(What you are asked to do): Output the full listing below exactly, without the pictures.

(Dataset rows):

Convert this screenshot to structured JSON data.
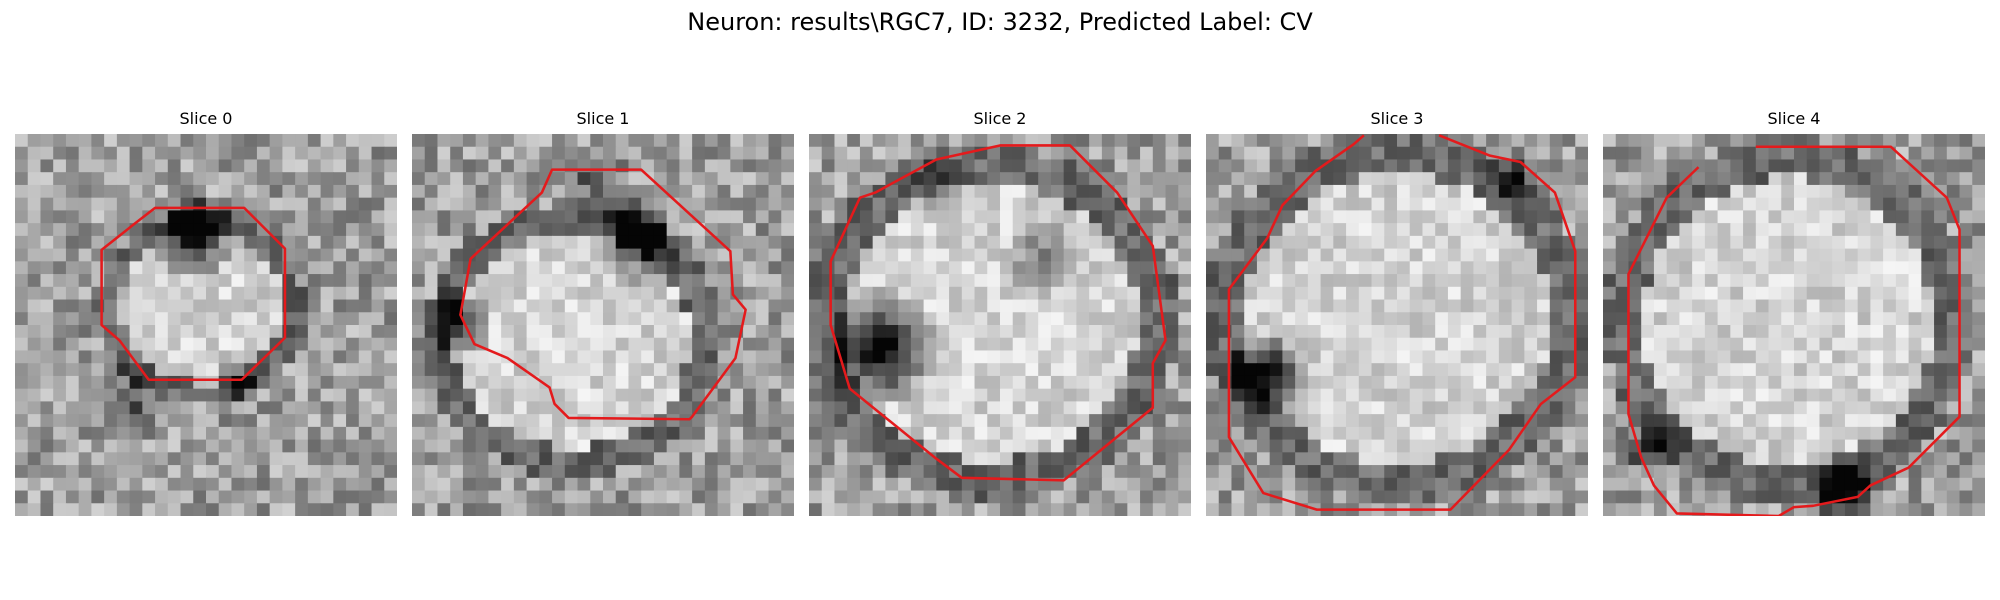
{
  "figure": {
    "title": "Neuron: results\\RGC7, ID: 3232, Predicted Label: CV",
    "contour_color": "#e41a1c",
    "colormap": "gray",
    "image_type": "grayscale microscopy slices with red contour overlay"
  },
  "panels": [
    {
      "title": "Slice 0"
    },
    {
      "title": "Slice 1"
    },
    {
      "title": "Slice 2"
    },
    {
      "title": "Slice 3"
    },
    {
      "title": "Slice 4"
    }
  ]
}
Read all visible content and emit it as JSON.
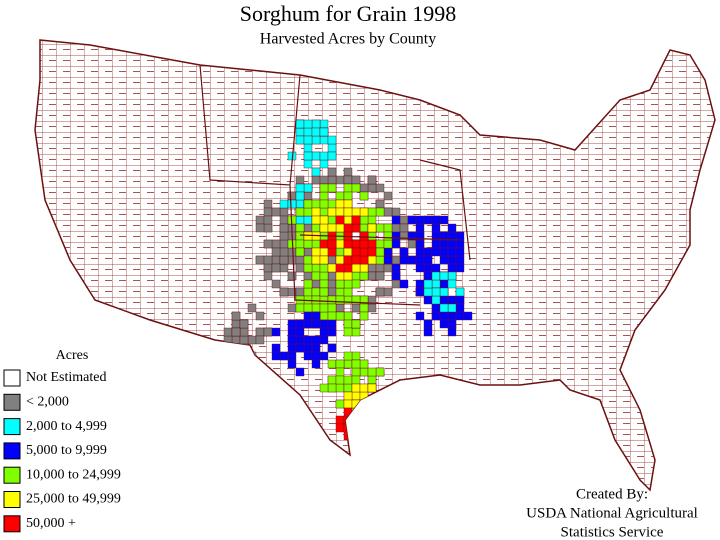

(Correct output):
Convert this screenshot to structured JSON data.
{
  "figure": {
    "title": "Neuron: results\\RGC7, ID: 3232, Predicted Label: CV",
    "contour_color": "#e41a1c",
    "colormap": "gray",
    "image_type": "grayscale microscopy slices with red contour overlay"
  },
  "panels": [
    {
      "title": "Slice 0"
    },
    {
      "title": "Slice 1"
    },
    {
      "title": "Slice 2"
    },
    {
      "title": "Slice 3"
    },
    {
      "title": "Slice 4"
    }
  ]
}
Read all visible content and emit it as JSON.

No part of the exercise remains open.